▶ _Exercise material_:
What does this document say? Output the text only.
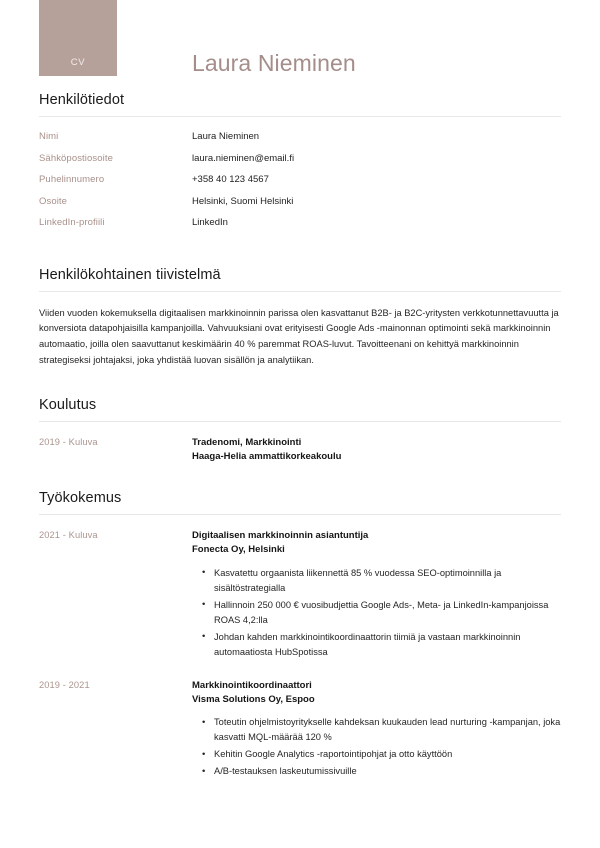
CV	Laura Nieminen
Henkilötiedot
Nimi	Laura Nieminen
Sähköpostiosoite	laura.nieminen@email.fi
Puhelinnumero	+358 40 123 4567
Osoite	Helsinki, Suomi Helsinki
LinkedIn-profiili	LinkedIn
Henkilökohtainen tiivistelmä

Viiden vuoden kokemuksella digitaalisen markkinoinnin parissa olen kasvattanut B2B- ja B2C-yritysten verkkotunnettavuutta ja konversiota datapohjaisilla kampanjoilla. Vahvuuksiani ovat erityisesti Google Ads -mainonnan optimointi sekä markkinoinnin automaatio, joilla olen saavuttanut keskimäärin 40 % paremmat ROAS-luvut. Tavoitteenani on kehittyä markkinoinnin strategiseksi johtajaksi, joka yhdistää luovan sisällön ja analytiikan.

Koulutus
2019 - Kuluva	Tradenomi, Markkinointi
Haaga-Helia ammattikorkeakoulu
Työkokemus
2021 - Kuluva	Digitaalisen markkinoinnin asiantuntija
Fonecta Oy, Helsinki
• Kasvatettu orgaanista liikennettä 85 % vuodessa SEO-optimoinnilla ja sisältöstrategialla
• Hallinnoin 250 000 € vuosibudjettia Google Ads-, Meta- ja LinkedIn-kampanjoissa ROAS 4,2:lla
• Johdan kahden markkinointikoordinaattorin tiimiä ja vastaan markkinoinnin automaatiosta HubSpotissa
2019 - 2021	Markkinointikoordinaattori
Visma Solutions Oy, Espoo
• Toteutin ohjelmistoyritykselle kahdeksan kuukauden lead nurturing -kampanjan, joka kasvatti MQL-määrää 120 %
• Kehitin Google Analytics -raportointipohjat ja otto käyttöön
• A/B-testauksen laskeutumissivuille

▶ _Stated task_:
Every record above should be written out again exactly; the pictures stay out of the copy.

▶ _Answer to this task_:
What does this document say? Output the text only.
CV	Laura Nieminen
Henkilötiedot
Nimi	Laura Nieminen
Sähköpostiosoite	laura.nieminen@email.fi
Puhelinnumero	+358 40 123 4567
Osoite	Helsinki, Suomi Helsinki
LinkedIn-profiili	LinkedIn
Henkilökohtainen tiivistelmä

Viiden vuoden kokemuksella digitaalisen markkinoinnin parissa olen kasvattanut B2B- ja B2C-yritysten verkkotunnettavuutta ja konversiota datapohjaisilla kampanjoilla. Vahvuuksiani ovat erityisesti Google Ads -mainonnan optimointi sekä markkinoinnin automaatio, joilla olen saavuttanut keskimäärin 40 % paremmat ROAS-luvut. Tavoitteenani on kehittyä markkinoinnin strategiseksi johtajaksi, joka yhdistää luovan sisällön ja analytiikan.

Koulutus
2019 - Kuluva	Tradenomi, Markkinointi
Haaga-Helia ammattikorkeakoulu
Työkokemus
2021 - Kuluva	Digitaalisen markkinoinnin asiantuntija
Fonecta Oy, Helsinki
• Kasvatettu orgaanista liikennettä 85 % vuodessa SEO-optimoinnilla ja sisältöstrategialla
• Hallinnoin 250 000 € vuosibudjettia Google Ads-, Meta- ja LinkedIn-kampanjoissa ROAS 4,2:lla
• Johdan kahden markkinointikoordinaattorin tiimiä ja vastaan markkinoinnin automaatiosta HubSpotissa
2019 - 2021	Markkinointikoordinaattori
Visma Solutions Oy, Espoo
• Toteutin ohjelmistoyritykselle kahdeksan kuukauden lead nurturing -kampanjan, joka kasvatti MQL-määrää 120 %
• Kehitin Google Analytics -raportointipohjat ja otto käyttöön
• A/B-testauksen laskeutumissivuille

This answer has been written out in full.